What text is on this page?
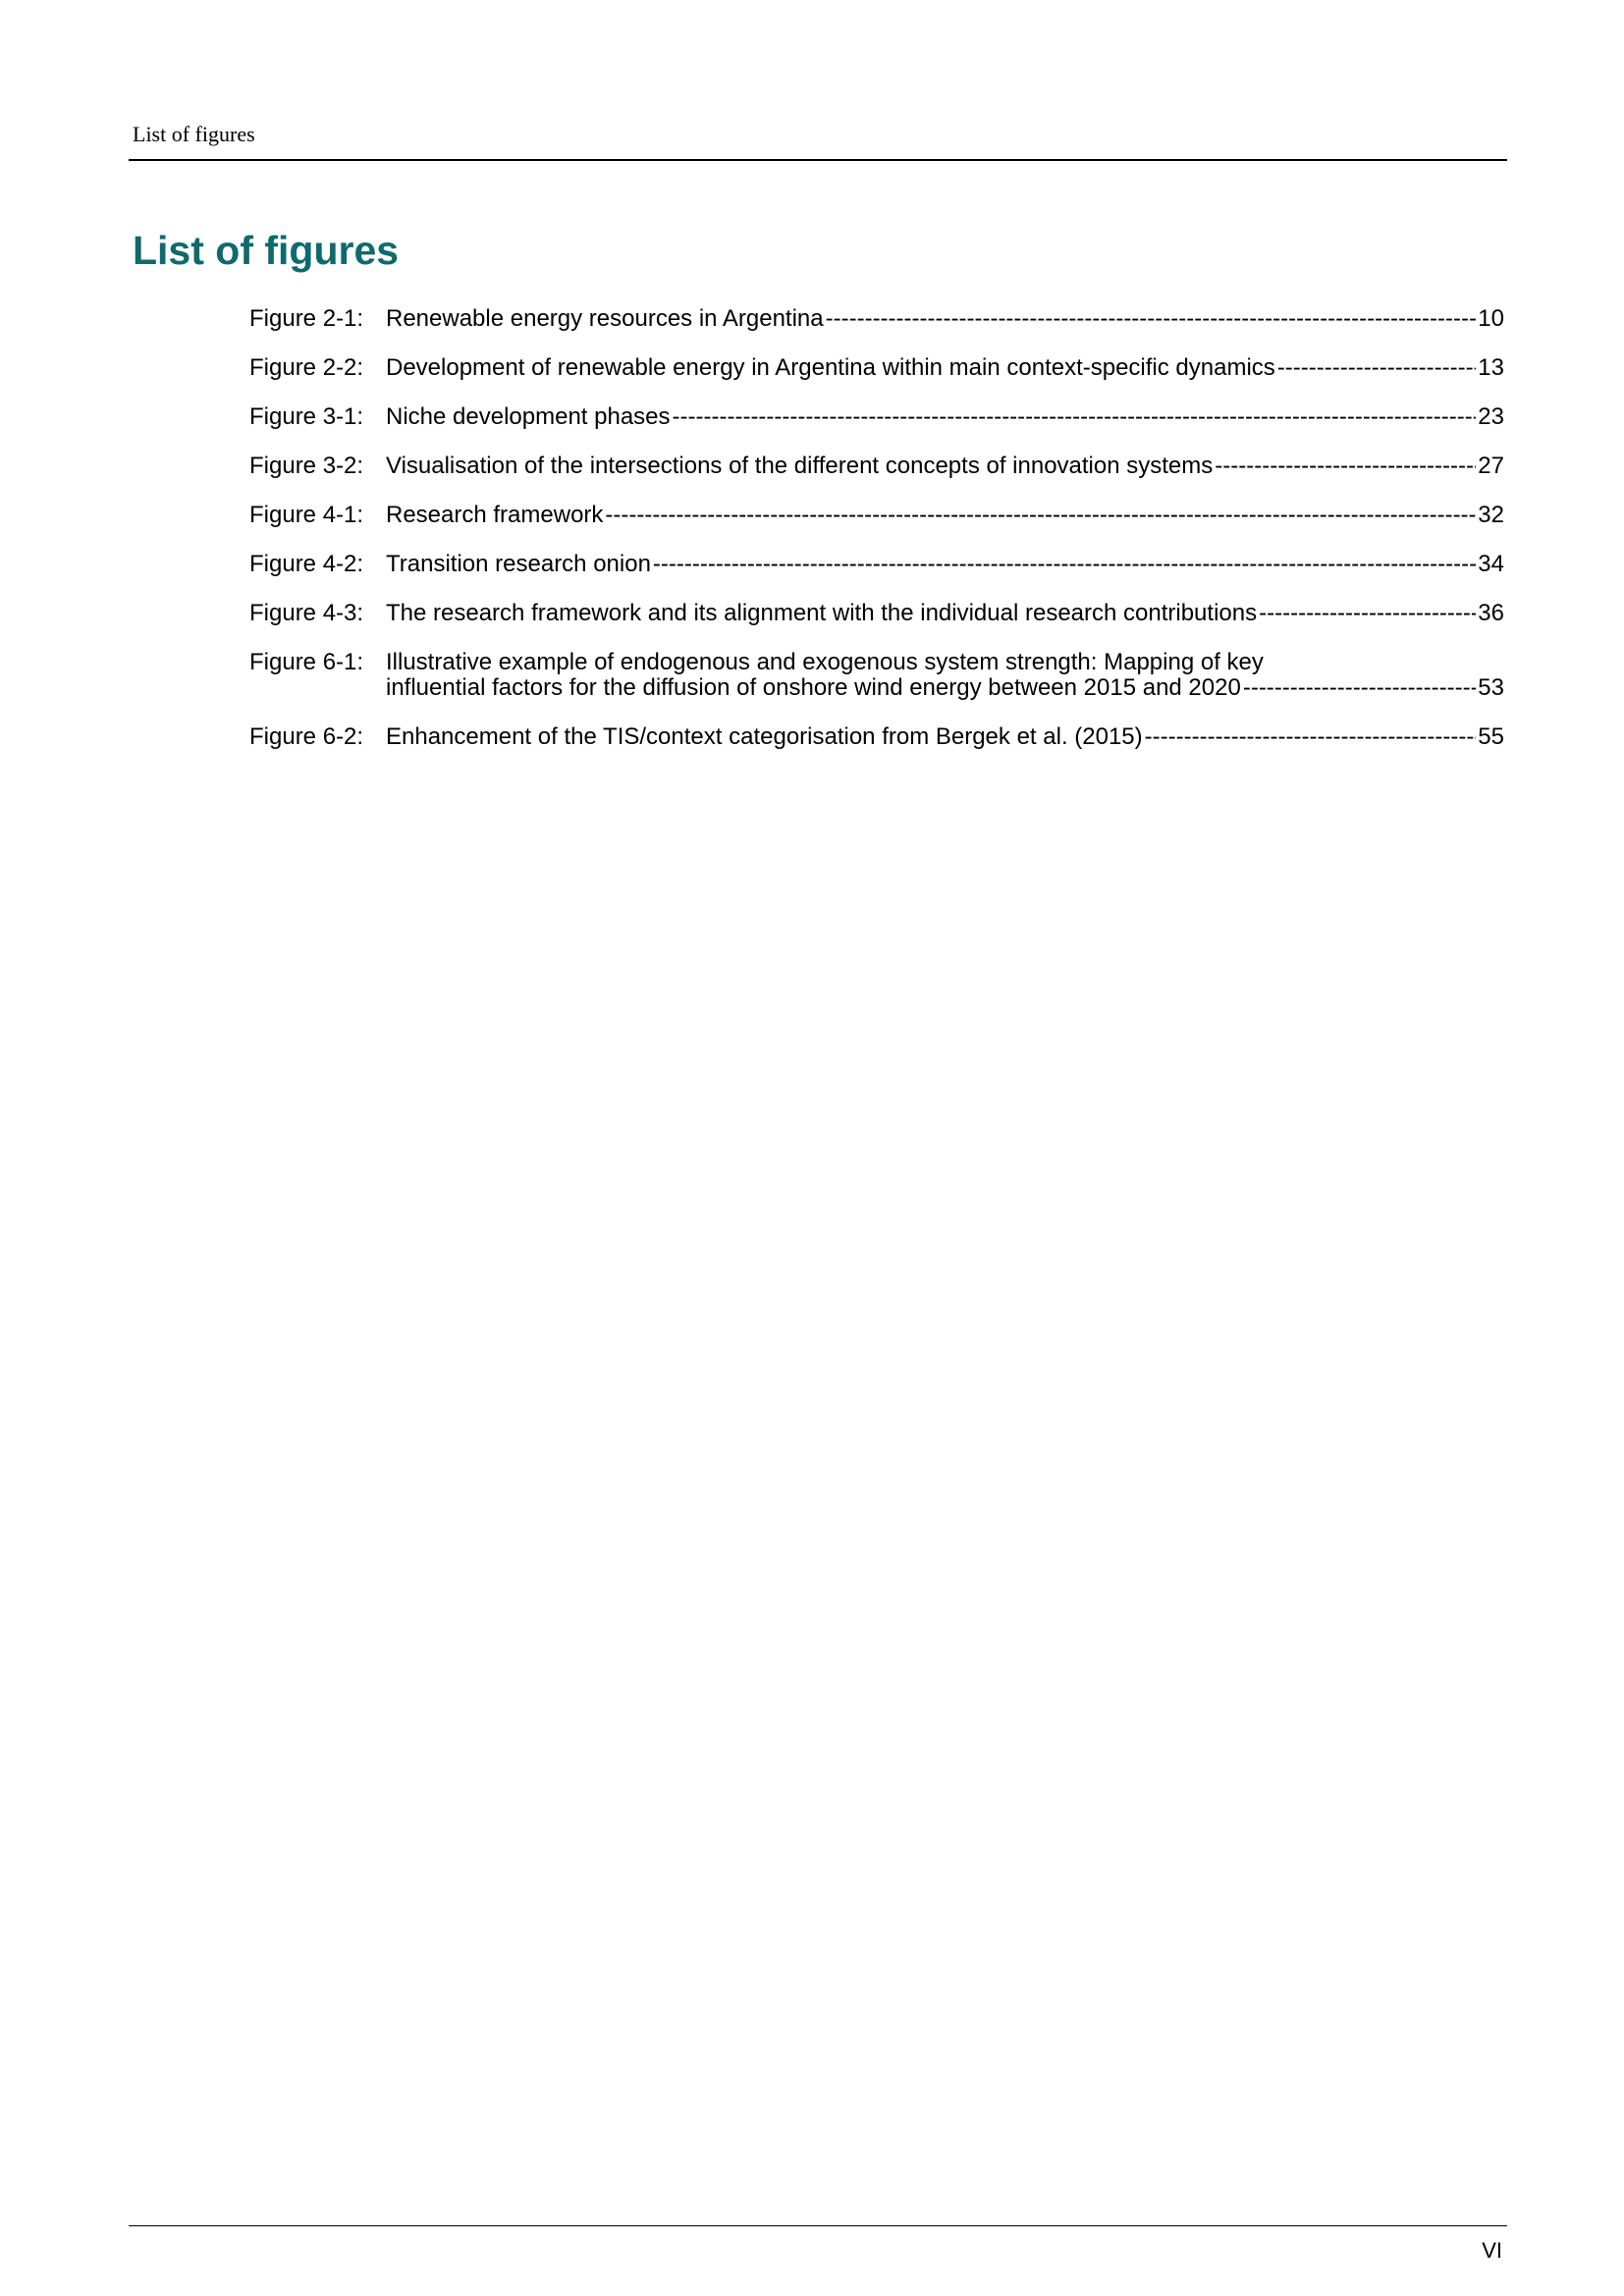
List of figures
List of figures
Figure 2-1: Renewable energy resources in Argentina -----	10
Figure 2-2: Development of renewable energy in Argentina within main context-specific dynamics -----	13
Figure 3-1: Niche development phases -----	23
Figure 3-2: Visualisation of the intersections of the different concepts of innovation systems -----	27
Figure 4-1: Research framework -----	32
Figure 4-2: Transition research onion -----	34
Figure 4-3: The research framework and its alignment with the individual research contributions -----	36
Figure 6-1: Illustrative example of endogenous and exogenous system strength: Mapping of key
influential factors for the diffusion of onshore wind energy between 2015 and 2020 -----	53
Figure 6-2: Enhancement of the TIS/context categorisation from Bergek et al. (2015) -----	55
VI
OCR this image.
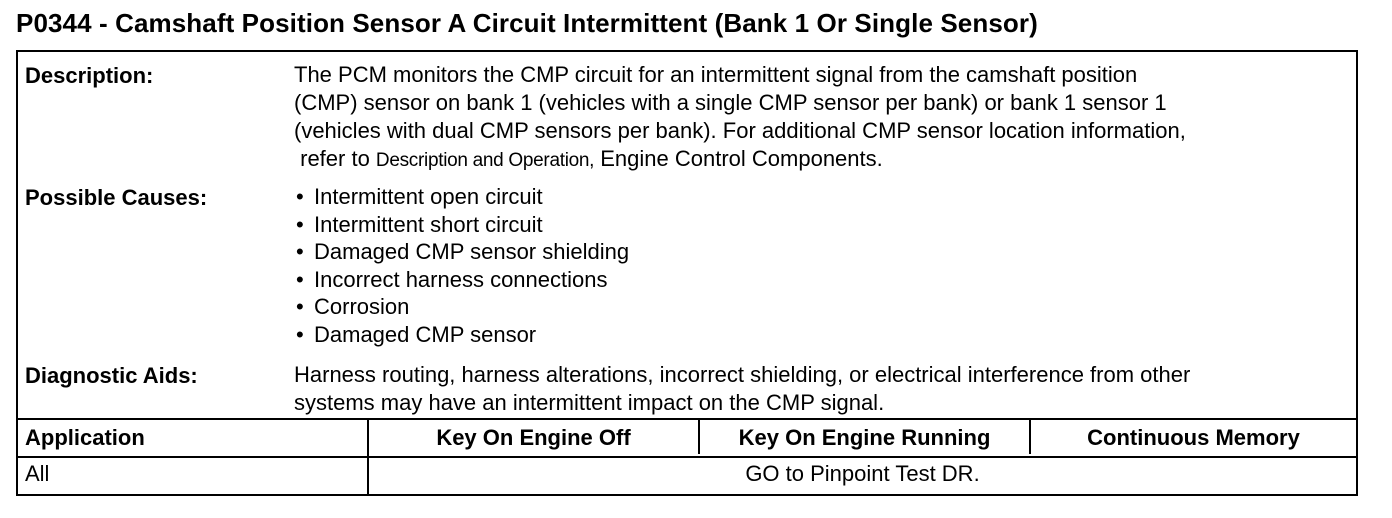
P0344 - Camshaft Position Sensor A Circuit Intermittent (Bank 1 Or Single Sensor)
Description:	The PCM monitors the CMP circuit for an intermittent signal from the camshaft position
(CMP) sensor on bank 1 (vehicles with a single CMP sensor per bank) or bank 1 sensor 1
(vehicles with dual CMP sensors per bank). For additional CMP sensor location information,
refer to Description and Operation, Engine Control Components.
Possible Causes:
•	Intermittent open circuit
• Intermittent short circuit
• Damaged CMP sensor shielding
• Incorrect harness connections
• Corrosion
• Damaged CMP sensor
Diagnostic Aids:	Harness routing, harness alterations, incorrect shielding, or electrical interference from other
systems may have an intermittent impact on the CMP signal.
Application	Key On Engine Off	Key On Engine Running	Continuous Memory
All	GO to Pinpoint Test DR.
++++
> TASK DESCRIPTION
Quote all the records verbatim, dropping any pictures from your copy.

> RESPONSE TO THIS TASK
What text is on this page?
List of figures
List of figures
Figure 2-1: Renewable energy resources in Argentina -----	10
Figure 2-2: Development of renewable energy in Argentina within main context-specific dynamics -----	13
Figure 3-1: Niche development phases -----	23
Figure 3-2: Visualisation of the intersections of the different concepts of innovation systems -----	27
Figure 4-1: Research framework -----	32
Figure 4-2: Transition research onion -----	34
Figure 4-3: The research framework and its alignment with the individual research contributions -----	36
Figure 6-1: Illustrative example of endogenous and exogenous system strength: Mapping of key
influential factors for the diffusion of onshore wind energy between 2015 and 2020 -----	53
Figure 6-2: Enhancement of the TIS/context categorisation from Bergek et al. (2015) -----	55
VI
OCR this image.
P0344 - Camshaft Position Sensor A Circuit Intermittent (Bank 1 Or Single Sensor)
Description:	The PCM monitors the CMP circuit for an intermittent signal from the camshaft position
(CMP) sensor on bank 1 (vehicles with a single CMP sensor per bank) or bank 1 sensor 1
(vehicles with dual CMP sensors per bank). For additional CMP sensor location information,
refer to Description and Operation, Engine Control Components.
Possible Causes:
•	Intermittent open circuit
• Intermittent short circuit
• Damaged CMP sensor shielding
• Incorrect harness connections
• Corrosion
• Damaged CMP sensor
Diagnostic Aids:	Harness routing, harness alterations, incorrect shielding, or electrical interference from other
systems may have an intermittent impact on the CMP signal.
Application	Key On Engine Off	Key On Engine Running	Continuous Memory
All	GO to Pinpoint Test DR.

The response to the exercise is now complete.